What is being asked
Wherever a line holds the string "арбитражного", copy that line.

[start]

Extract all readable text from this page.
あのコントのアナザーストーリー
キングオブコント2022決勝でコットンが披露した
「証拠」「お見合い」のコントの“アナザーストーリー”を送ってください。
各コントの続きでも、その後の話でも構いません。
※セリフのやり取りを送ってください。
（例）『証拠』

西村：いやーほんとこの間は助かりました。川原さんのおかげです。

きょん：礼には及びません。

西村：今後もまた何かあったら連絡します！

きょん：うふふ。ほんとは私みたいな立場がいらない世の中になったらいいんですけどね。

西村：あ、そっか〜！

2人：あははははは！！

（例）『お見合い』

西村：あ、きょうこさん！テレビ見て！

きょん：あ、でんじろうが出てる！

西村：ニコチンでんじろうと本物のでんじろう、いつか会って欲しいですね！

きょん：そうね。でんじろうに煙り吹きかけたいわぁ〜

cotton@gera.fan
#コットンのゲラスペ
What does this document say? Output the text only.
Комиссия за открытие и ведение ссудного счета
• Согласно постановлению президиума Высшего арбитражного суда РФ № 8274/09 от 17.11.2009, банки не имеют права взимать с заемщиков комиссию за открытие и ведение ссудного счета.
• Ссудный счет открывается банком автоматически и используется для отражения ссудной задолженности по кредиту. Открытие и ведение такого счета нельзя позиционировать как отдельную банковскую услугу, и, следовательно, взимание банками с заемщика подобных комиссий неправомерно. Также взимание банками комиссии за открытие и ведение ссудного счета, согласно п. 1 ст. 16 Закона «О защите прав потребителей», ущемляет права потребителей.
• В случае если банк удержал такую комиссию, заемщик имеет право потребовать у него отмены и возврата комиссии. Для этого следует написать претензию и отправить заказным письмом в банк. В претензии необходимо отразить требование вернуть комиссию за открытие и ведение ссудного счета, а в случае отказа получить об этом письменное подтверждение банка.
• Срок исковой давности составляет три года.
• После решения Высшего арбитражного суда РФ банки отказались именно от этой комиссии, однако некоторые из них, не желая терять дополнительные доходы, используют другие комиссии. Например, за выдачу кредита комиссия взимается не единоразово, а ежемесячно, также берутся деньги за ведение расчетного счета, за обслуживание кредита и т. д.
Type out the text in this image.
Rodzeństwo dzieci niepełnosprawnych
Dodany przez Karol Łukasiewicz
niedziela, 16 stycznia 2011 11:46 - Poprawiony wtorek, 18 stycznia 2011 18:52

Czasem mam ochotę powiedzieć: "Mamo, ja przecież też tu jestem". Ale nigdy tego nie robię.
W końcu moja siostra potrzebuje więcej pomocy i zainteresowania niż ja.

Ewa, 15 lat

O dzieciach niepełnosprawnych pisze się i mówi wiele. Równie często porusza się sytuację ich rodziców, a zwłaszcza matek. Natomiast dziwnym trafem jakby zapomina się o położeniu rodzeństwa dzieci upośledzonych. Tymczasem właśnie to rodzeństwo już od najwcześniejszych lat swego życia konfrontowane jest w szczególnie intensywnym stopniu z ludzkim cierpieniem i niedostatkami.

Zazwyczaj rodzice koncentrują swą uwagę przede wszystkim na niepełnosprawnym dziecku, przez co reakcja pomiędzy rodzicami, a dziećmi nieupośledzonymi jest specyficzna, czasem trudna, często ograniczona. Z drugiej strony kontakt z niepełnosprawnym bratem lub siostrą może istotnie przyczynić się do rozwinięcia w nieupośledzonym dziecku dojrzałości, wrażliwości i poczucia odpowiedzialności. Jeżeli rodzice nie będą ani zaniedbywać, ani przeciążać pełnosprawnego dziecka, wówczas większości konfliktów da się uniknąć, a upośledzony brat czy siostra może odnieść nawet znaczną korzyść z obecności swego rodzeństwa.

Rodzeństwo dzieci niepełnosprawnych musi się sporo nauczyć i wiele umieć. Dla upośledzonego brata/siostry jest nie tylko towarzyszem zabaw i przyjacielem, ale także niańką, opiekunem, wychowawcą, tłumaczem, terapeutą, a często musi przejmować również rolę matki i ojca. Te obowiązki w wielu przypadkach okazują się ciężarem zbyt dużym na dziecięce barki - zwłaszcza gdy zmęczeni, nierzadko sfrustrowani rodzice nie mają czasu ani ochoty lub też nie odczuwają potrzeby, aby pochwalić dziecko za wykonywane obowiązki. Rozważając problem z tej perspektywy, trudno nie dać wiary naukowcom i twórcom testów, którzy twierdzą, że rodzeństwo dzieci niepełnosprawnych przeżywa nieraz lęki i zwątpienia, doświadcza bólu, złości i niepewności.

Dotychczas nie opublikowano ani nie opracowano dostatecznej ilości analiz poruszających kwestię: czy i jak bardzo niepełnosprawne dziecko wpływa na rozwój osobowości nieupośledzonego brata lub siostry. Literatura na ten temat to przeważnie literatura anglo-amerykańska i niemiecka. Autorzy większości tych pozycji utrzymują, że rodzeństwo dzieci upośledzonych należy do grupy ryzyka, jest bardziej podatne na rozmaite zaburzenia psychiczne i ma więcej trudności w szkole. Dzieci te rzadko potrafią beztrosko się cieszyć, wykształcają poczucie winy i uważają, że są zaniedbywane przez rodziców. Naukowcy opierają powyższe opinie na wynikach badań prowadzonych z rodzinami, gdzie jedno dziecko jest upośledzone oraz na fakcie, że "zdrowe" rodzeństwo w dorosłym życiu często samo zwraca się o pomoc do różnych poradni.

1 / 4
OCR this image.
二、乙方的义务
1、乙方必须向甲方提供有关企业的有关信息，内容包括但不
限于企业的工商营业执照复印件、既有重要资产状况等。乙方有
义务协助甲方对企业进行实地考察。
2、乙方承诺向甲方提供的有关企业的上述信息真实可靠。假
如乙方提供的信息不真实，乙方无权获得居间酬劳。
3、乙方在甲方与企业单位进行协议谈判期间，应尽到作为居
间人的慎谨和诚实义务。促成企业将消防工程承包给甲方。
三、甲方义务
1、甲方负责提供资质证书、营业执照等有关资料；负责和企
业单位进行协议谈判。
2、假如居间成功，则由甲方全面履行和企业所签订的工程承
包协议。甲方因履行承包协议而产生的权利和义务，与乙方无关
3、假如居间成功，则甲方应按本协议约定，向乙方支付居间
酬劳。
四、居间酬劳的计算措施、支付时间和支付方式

[end]

Response to the exercise
• Согласно постановлению президиума Высшего арбитражного суда РФ № 8274/09 от 17.11.2009, банки не имеют права взимать с заемщиков комиссию за открытие и ведение ссудного счета.
• После решения Высшего арбитражного суда РФ банки отказались именно от этой комиссии, однако некоторые из них, не желая терять дополнительные доходы, используют другие комиссии. Например, за выдачу кредита комиссия взимается не единоразово, а ежемесячно, также берутся деньги за ведение расчетного счета, за обслуживание кредита и т. д.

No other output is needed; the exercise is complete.